Mikel Landa, l’aigle de Murgia

Grand espoir du cyclisme espagnol de la dernière décennie, Mikel Landa est devenu au fil des ans un perdant magnifique. Grimpeur élégant au regard triste, le Basque traîne son spleen dans toutes les équipes où il passe sans jamais tirer la quintessence de son potentiel. A l’instar de Thibaut Pinot en France, il ne remportera jamais de Grands Tours. Mais ses échecs répétés lui ont attiré une bonne cote de sympathie auprès des fans qui se reconnaissent dans ses malheurs.

Landismo : phénomène cinématographique associé à certains types de films mettant en vedette l’acteur Alfredo Landa, du genre comédie, dans lequel l’Espagnol moyen est représenté à la fin du franquisme dans les années 1970. Voilà la définition initiale de cette formule reprise cinquante ans plus tard par Mikel Landa pour imager une certaine idée du cyclisme. Un cyclisme à l’ancienne qu’il s’évertue à perpétuer au fil des saisons malgré ses différents échecs en grande partie dus à un mental friable et à de mauvais choix de carrière.

Mikel Landa est né à la fin de l’année 1989 à Murgia, village perdu dans les montagnes de l’Alava, à une vingtaine de kilomètres au nord-ouest de la capitale basque Vitoria-Gasteiz. Avec son millier d’habitants, ce petit bourg basque est connu pour être un point de bascule entre Bilbao et Vitoria à travers sa bruyante nationale N-622. Porte d’entrée de la Meseta, on ne s’arrête pas à Murgia et c’est peut-être pour cette raison que le petit Mikel n’a jamais aimé être sous le feu des projecteurs. Grimpeur d’exception dans la lignée de ses compatriotes Federico Bahamontes et Luis Ocaña au siècle dernier, il ne s’exprime pleinement que dans de longues ascensions austères, où le temps semble alors suspendu à son coup de pédale aérien quand ses adversaires, eux, flanchent un à un sous la rudesse de la pente.

Lorsque Landa débute sa carrière professionnelle en 2011 dans l’équipe basque Euskaltel-Euskadi, il ne suscite pourtant pas d’attentes particulières au cœur d’un vivier local ayant l’habitude de former de bons coureurs, mais jamais de grands champions. D’ailleurs, pendant trois saisons sous le maillot orange, il ne sort pas spécialement du lot. C’est seulement à la disparition de l’emblématique formation basque, à la fin de l’année 2013, qu’il prend son envol.

#### [Documents fournis]
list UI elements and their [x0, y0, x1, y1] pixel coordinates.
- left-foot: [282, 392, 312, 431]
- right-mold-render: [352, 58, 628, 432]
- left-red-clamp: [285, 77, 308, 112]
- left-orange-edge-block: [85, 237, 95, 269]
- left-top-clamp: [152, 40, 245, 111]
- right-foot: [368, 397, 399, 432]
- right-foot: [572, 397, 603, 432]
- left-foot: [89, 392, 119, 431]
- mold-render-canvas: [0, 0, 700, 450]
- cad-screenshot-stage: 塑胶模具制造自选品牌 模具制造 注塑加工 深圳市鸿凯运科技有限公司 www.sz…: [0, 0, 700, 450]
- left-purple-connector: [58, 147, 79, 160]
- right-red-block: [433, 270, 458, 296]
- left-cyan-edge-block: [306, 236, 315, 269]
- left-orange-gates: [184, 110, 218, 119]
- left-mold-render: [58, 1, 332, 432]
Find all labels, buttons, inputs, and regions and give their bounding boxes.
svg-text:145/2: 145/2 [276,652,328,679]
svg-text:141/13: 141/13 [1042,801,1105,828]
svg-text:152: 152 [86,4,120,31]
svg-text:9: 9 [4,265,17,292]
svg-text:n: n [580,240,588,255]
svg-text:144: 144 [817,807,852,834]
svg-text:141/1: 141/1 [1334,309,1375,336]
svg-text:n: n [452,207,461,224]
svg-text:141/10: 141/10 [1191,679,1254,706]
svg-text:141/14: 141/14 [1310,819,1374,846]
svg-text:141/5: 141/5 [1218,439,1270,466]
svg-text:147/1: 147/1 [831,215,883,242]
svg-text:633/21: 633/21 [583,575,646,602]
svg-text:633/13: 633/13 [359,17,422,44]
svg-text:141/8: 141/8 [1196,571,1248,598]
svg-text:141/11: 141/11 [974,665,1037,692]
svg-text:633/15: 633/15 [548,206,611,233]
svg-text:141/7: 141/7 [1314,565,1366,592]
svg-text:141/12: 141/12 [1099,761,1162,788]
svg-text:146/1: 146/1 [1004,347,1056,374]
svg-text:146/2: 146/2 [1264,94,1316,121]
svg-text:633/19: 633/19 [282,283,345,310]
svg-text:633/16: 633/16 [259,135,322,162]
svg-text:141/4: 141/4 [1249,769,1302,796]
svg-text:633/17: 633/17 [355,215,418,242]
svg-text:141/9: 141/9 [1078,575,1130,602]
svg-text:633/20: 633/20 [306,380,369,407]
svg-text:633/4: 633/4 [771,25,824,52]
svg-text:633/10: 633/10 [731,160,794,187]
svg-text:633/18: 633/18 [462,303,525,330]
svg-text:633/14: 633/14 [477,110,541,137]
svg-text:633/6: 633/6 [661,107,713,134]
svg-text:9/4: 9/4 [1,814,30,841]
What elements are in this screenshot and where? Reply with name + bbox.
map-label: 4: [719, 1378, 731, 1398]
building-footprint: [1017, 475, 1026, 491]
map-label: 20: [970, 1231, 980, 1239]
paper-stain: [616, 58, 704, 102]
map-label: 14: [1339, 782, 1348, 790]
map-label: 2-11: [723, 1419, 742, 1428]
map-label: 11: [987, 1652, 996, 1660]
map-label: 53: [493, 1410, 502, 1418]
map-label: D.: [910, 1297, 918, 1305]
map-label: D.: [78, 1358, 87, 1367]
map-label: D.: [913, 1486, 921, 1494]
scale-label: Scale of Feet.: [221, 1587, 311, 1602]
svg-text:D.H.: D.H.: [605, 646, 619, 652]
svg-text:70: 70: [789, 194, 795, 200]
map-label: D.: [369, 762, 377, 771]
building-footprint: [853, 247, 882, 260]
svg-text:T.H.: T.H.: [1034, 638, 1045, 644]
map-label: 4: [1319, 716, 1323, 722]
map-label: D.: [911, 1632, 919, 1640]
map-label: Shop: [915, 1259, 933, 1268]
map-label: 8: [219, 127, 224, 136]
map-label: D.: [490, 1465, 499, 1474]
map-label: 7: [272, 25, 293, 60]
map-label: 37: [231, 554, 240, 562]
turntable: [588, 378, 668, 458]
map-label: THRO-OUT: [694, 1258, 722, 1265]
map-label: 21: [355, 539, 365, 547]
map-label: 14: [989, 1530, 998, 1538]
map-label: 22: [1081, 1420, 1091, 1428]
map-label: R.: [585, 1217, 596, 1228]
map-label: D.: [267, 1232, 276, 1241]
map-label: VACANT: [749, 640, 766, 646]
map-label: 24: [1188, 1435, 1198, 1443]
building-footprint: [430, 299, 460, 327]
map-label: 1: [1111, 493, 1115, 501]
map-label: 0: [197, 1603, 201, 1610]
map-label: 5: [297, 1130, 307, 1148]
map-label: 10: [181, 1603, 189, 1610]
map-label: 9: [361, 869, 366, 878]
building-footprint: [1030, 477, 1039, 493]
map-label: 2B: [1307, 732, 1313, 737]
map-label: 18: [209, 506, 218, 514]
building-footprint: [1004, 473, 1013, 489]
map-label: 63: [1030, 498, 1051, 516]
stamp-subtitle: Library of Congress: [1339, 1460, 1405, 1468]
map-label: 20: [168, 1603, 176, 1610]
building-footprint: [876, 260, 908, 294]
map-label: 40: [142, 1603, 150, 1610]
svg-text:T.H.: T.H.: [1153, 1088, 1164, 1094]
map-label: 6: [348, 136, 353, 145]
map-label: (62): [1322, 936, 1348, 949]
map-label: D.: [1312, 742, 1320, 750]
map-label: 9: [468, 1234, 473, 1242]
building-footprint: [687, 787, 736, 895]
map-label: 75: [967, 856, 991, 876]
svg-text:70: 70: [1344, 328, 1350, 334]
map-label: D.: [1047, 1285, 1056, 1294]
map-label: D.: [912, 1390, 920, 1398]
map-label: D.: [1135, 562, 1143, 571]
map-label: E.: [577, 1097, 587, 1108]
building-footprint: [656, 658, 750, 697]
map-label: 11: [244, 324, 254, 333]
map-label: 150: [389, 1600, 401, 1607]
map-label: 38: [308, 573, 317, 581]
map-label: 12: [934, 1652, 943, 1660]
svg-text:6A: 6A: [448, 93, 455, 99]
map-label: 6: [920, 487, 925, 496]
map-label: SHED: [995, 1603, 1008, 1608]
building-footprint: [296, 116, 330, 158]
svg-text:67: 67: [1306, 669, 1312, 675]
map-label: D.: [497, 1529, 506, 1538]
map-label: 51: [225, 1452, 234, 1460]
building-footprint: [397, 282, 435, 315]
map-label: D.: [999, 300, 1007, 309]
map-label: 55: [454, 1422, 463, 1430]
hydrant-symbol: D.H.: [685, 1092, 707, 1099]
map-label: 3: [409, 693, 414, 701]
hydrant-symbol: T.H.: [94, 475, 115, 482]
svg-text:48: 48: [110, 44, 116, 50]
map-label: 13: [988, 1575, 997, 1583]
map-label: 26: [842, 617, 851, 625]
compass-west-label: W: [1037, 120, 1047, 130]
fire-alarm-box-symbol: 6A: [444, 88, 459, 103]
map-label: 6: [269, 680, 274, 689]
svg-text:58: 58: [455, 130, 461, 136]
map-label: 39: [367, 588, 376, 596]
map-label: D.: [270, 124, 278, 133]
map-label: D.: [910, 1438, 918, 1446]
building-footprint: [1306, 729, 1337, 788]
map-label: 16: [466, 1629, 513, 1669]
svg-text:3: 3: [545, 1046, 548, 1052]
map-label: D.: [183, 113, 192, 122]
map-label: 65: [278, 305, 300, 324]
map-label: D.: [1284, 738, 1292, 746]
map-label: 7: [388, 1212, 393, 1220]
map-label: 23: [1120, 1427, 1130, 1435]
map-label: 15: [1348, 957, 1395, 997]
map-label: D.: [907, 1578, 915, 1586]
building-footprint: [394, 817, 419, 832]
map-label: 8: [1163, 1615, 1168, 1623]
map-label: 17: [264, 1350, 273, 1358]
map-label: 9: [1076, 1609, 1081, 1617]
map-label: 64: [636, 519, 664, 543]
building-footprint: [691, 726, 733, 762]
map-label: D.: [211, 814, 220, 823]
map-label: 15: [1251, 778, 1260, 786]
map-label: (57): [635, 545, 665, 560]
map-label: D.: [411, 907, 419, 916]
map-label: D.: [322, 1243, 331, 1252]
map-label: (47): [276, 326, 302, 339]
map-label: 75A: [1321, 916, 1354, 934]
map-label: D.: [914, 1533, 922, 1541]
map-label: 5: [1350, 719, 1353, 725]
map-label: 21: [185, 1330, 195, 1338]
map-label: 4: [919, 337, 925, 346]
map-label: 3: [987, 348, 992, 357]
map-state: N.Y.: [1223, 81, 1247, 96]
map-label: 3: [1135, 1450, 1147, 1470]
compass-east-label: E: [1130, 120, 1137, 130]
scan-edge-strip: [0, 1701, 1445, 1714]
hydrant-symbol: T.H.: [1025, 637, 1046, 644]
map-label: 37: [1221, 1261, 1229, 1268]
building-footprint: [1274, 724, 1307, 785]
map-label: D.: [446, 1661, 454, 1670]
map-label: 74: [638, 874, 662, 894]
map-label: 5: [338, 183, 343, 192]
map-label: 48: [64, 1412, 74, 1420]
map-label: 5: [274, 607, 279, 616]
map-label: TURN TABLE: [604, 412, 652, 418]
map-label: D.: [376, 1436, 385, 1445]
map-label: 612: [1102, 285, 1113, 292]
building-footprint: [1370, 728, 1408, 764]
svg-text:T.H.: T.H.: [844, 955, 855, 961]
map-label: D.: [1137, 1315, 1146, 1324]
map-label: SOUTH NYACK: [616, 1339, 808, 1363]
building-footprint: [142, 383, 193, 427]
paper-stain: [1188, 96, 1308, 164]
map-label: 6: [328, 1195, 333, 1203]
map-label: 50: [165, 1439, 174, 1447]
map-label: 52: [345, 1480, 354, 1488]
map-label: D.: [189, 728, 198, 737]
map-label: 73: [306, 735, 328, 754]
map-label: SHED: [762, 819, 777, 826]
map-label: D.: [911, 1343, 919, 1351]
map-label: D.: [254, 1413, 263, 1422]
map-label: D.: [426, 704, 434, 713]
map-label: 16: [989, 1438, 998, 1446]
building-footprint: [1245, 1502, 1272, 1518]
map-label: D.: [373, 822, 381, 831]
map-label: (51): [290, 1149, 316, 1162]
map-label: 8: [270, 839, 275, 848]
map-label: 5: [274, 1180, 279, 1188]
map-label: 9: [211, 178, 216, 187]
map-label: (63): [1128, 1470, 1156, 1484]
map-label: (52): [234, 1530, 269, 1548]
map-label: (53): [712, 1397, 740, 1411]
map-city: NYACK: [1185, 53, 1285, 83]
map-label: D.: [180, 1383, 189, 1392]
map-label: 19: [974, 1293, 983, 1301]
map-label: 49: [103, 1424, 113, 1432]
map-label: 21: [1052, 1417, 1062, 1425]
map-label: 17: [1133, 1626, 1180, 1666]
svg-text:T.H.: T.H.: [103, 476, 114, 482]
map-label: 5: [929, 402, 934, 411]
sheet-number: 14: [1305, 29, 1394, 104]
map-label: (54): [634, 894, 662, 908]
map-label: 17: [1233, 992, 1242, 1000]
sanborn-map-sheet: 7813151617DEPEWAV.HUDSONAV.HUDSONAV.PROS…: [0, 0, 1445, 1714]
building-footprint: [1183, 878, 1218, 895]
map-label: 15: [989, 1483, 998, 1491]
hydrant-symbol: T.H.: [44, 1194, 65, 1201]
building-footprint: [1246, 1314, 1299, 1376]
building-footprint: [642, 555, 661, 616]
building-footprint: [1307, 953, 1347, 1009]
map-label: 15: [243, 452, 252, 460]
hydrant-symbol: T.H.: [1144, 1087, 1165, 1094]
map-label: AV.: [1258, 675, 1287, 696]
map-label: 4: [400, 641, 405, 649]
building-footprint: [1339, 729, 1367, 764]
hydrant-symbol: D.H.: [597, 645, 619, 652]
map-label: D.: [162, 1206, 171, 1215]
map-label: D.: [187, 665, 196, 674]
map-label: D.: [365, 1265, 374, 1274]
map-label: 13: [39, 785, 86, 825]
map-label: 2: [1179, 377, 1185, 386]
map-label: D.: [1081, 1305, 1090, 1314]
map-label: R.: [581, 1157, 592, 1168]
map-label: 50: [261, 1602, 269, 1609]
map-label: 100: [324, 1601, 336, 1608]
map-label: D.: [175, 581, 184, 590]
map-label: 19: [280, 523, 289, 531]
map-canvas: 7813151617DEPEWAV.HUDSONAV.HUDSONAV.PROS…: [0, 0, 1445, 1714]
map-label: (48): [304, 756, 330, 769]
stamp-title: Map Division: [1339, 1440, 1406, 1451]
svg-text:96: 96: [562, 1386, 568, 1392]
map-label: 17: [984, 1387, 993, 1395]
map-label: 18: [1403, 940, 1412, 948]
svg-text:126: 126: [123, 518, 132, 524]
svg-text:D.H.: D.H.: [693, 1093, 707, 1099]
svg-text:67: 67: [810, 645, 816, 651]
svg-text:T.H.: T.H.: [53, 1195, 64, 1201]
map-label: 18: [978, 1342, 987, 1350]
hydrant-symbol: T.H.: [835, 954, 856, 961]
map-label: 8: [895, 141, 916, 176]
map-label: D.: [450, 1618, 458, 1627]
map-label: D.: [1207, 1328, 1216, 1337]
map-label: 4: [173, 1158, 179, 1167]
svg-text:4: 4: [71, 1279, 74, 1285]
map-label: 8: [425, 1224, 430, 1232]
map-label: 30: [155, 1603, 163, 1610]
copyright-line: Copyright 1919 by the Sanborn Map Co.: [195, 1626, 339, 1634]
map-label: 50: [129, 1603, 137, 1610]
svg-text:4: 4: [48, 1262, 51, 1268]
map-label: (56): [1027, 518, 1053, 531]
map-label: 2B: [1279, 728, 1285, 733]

#### [Exercices à traiter]
1: Répondez aux questions suivantes à l'aide du texte sur Mikel Landa.
(a) À quel acteur le terme « Landismo » était-il associé à l'origine ?
(b) Combien d'habitants compte le village de Murgia ?
(c) En quelle année et dans quelle équipe Landa commence-t-il sa carrière professionnelle ?
2: Reformulez sous forme de liste le paragraphe du texte sur Mikel Landa qui commence par « Lorsque Landa débute sa carrière professionnelle », en conservant ses faits principaux.
Le listing n'a aucun lien avec le texte sur Mikel Landa.

#### [Corrigé]
1:
(a) À Alfredo Landa.
(b) Un millier.
(c) En 2011, dans l'équipe basque Euskaltel-Euskadi.

2:
- En 2011, Landa devient professionnel dans l'équipe basque Euskaltel-Euskadi.
- Il ne suscite alors pas d'attentes particulières, dans un vivier local habitué à former de bons coureurs mais jamais de grands champions.
- Durant trois saisons sous le maillot orange, il ne se distingue pas spécialement.
- Il ne prend son envol qu'à la disparition de la formation basque, à la fin de 2013.